AIM OF THE TASK |
Copy nothing but the text: repeat each entry exactly and drop the images.

MATERIAL SHOWN |

○ ○ ○ ○ ○ ○ ○

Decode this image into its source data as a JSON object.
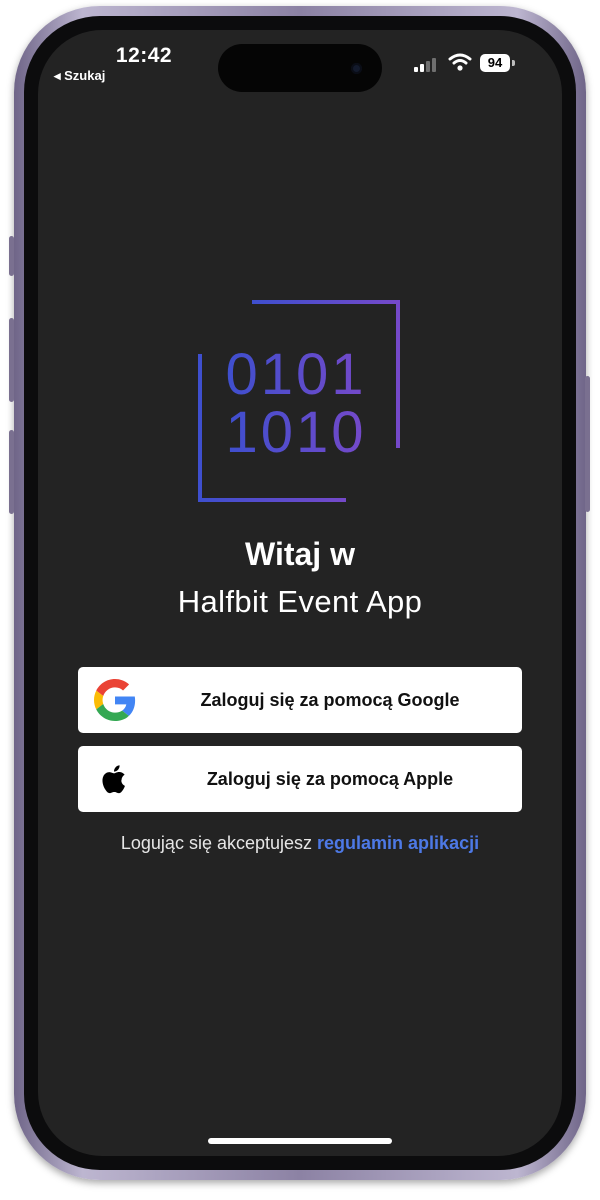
{
  "status_bar": {
    "time": "12:42",
    "back_label": "◂ Szukaj",
    "battery": "94",
    "signal_bars": 2,
    "signal_icon": "cellular-signal-icon",
    "wifi_icon": "wifi-icon"
  },
  "logo": {
    "lines": [
      "0101",
      "1010"
    ],
    "gradient_start": "#3e4fce",
    "gradient_end": "#7549c9"
  },
  "welcome": {
    "line1": "Witaj w",
    "line2": "Halfbit Event App"
  },
  "login": {
    "google": {
      "label": "Zaloguj się za pomocą Google",
      "icon": "google-icon"
    },
    "apple": {
      "label": "Zaloguj się za pomocą Apple",
      "icon": "apple-icon"
    }
  },
  "terms": {
    "prefix": "Logując się akceptujesz",
    "link": "regulamin aplikacji",
    "link_color": "#4d79e6"
  },
  "colors": {
    "screen_background": "#232323",
    "button_background": "#ffffff",
    "frame": "#8c82a4"
  }
}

○ ○ ○ ○ ○ ○ ○

TASK RESPONSE |
Decode this image into its source data as a JSON object.
{
  "status_bar": {
    "time": "12:42",
    "back_label": "◂ Szukaj",
    "battery": "94",
    "signal_bars": 2,
    "signal_icon": "cellular-signal-icon",
    "wifi_icon": "wifi-icon"
  },
  "logo": {
    "lines": [
      "0101",
      "1010"
    ],
    "gradient_start": "#3e4fce",
    "gradient_end": "#7549c9"
  },
  "welcome": {
    "line1": "Witaj w",
    "line2": "Halfbit Event App"
  },
  "login": {
    "google": {
      "label": "Zaloguj się za pomocą Google",
      "icon": "google-icon"
    },
    "apple": {
      "label": "Zaloguj się za pomocą Apple",
      "icon": "apple-icon"
    }
  },
  "terms": {
    "prefix": "Logując się akceptujesz",
    "link": "regulamin aplikacji",
    "link_color": "#4d79e6"
  },
  "colors": {
    "screen_background": "#232323",
    "button_background": "#ffffff",
    "frame": "#8c82a4"
  }
}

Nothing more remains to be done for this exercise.